--- start Task data ---

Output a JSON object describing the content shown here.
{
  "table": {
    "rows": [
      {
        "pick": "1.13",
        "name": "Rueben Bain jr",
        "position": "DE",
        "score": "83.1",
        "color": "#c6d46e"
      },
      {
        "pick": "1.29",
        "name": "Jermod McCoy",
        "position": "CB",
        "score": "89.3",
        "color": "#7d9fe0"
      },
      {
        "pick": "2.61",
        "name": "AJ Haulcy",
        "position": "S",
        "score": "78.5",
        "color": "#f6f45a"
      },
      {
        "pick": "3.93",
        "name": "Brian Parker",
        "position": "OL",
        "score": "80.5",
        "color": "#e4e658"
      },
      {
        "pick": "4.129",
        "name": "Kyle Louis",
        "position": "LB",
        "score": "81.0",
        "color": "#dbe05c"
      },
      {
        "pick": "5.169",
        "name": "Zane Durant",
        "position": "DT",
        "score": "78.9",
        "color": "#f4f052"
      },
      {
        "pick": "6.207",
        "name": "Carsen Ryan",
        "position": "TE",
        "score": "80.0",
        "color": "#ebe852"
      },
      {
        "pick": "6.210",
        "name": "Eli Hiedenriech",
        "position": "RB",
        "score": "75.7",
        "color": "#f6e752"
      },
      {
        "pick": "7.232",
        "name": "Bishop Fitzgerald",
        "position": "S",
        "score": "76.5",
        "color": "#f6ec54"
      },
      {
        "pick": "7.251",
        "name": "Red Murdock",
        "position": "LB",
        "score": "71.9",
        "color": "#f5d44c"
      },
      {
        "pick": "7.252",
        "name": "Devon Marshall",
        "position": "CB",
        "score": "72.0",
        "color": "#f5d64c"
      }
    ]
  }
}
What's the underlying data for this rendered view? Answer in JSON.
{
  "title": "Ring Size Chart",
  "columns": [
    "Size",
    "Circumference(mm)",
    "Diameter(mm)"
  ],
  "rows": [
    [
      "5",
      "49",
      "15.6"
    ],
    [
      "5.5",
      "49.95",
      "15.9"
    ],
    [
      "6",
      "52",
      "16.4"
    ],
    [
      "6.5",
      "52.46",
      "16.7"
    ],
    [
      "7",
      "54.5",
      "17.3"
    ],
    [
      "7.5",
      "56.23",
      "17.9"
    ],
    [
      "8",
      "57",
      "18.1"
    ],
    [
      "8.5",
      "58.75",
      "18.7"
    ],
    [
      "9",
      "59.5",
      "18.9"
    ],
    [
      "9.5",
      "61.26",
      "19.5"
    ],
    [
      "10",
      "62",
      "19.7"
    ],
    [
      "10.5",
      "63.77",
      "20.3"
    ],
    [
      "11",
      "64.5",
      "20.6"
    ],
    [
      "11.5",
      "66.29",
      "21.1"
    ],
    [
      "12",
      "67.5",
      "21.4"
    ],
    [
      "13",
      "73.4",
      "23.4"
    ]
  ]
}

--- end Task data ---

__Short task__. Everything from the line containing "What's the underlying" to the end of the data above should be quoted exactly, please, both ends included, and nothing outside that span.

__Answer in full__.
What's the underlying data for this rendered view? Answer in JSON.
{
  "title": "Ring Size Chart",
  "columns": [
    "Size",
    "Circumference(mm)",
    "Diameter(mm)"
  ],
  "rows": [
    [
      "5",
      "49",
      "15.6"
    ],
    [
      "5.5",
      "49.95",
      "15.9"
    ],
    [
      "6",
      "52",
      "16.4"
    ],
    [
      "6.5",
      "52.46",
      "16.7"
    ],
    [
      "7",
      "54.5",
      "17.3"
    ],
    [
      "7.5",
      "56.23",
      "17.9"
    ],
    [
      "8",
      "57",
      "18.1"
    ],
    [
      "8.5",
      "58.75",
      "18.7"
    ],
    [
      "9",
      "59.5",
      "18.9"
    ],
    [
      "9.5",
      "61.26",
      "19.5"
    ],
    [
      "10",
      "62",
      "19.7"
    ],
    [
      "10.5",
      "63.77",
      "20.3"
    ],
    [
      "11",
      "64.5",
      "20.6"
    ],
    [
      "11.5",
      "66.29",
      "21.1"
    ],
    [
      "12",
      "67.5",
      "21.4"
    ],
    [
      "13",
      "73.4",
      "23.4"
    ]
  ]
}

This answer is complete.